For every line in the data below that contains "orbite", copy the line.
══ Data provided
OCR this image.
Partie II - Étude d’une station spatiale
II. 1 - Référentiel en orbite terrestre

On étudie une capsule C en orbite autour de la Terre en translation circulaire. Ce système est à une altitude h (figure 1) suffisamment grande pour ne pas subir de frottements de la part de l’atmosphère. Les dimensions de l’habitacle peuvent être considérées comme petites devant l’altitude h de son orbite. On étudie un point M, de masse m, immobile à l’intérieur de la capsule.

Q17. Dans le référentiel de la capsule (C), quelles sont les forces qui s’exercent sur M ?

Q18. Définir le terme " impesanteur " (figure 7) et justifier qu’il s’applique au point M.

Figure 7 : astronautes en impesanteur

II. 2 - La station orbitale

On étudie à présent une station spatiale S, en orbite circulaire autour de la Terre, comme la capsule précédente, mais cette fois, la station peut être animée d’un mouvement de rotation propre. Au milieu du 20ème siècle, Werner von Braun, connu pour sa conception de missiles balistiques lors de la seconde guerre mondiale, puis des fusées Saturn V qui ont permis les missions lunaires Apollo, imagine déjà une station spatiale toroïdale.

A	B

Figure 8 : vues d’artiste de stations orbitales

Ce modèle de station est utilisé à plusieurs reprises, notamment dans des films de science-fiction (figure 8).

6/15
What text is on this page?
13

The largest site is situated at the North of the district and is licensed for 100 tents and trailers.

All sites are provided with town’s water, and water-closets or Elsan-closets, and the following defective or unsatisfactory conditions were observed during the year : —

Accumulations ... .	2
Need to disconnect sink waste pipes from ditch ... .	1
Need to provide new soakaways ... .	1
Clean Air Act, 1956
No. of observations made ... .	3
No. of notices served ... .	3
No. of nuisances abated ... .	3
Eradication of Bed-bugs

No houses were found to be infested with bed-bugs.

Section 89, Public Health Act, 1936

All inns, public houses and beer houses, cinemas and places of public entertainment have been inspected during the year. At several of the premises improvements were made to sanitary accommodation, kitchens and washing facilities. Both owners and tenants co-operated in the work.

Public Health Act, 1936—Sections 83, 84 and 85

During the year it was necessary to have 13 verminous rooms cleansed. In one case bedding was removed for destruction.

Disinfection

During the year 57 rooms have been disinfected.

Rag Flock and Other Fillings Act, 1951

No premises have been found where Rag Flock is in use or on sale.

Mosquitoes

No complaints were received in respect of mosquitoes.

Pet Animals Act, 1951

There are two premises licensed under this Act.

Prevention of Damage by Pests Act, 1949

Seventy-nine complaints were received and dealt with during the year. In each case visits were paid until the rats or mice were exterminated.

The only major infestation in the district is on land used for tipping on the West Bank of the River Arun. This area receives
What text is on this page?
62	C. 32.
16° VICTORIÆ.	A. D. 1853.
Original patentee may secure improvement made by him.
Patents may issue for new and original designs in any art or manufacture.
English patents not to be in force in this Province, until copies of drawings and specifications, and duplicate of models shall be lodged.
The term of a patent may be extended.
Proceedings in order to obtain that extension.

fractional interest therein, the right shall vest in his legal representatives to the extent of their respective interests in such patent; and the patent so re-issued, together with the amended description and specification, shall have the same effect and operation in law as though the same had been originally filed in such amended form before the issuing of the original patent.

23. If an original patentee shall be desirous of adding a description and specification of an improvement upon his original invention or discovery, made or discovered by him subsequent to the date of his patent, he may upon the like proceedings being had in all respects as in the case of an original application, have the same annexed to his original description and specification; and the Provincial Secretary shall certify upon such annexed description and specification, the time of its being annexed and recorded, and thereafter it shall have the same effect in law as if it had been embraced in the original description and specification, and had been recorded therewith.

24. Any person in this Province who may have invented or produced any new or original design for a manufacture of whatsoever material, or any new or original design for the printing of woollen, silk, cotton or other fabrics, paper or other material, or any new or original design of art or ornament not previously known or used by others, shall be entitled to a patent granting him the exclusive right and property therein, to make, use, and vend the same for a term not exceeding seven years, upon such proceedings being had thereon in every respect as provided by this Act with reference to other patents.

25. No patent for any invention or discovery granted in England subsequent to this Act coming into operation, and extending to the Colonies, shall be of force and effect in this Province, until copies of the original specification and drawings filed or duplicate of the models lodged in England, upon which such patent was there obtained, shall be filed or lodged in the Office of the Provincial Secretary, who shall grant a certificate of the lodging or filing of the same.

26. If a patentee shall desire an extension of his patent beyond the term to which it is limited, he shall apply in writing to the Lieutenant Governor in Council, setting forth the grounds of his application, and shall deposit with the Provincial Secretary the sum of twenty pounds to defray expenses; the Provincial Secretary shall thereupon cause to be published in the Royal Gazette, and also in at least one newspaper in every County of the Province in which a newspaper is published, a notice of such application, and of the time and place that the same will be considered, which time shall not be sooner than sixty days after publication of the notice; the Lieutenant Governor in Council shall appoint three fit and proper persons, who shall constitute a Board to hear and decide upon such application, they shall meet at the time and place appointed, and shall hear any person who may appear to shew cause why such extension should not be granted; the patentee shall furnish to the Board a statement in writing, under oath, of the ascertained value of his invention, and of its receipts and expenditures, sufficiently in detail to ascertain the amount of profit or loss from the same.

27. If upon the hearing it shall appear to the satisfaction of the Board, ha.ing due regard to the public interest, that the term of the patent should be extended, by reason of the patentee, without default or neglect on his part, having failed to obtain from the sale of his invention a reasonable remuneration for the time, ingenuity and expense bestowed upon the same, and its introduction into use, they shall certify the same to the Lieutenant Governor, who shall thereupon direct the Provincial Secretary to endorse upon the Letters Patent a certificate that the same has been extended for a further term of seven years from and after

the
════
▶ _Task solution_:
II. 1 - Référentiel en orbite terrestre
On étudie une capsule C en orbite autour de la Terre en translation circulaire. Ce système est à une altitude h (figure 1) suffisamment grande pour ne pas subir de frottements de la part de l’atmosphère. Les dimensions de l’habitacle peuvent être considérées comme petites devant l’altitude h de son orbite. On étudie un point M, de masse m, immobile à l’intérieur de la capsule.
On étudie à présent une station spatiale S, en orbite circulaire autour de la Terre, comme la capsule précédente, mais cette fois, la station peut être animée d’un mouvement de rotation propre. Au milieu du 20ème siècle, Werner von Braun, connu pour sa conception de missiles balistiques lors de la seconde guerre mondiale, puis des fusées Saturn V qui ont permis les missions lunaires Apollo, imagine déjà une station spatiale toroïdale.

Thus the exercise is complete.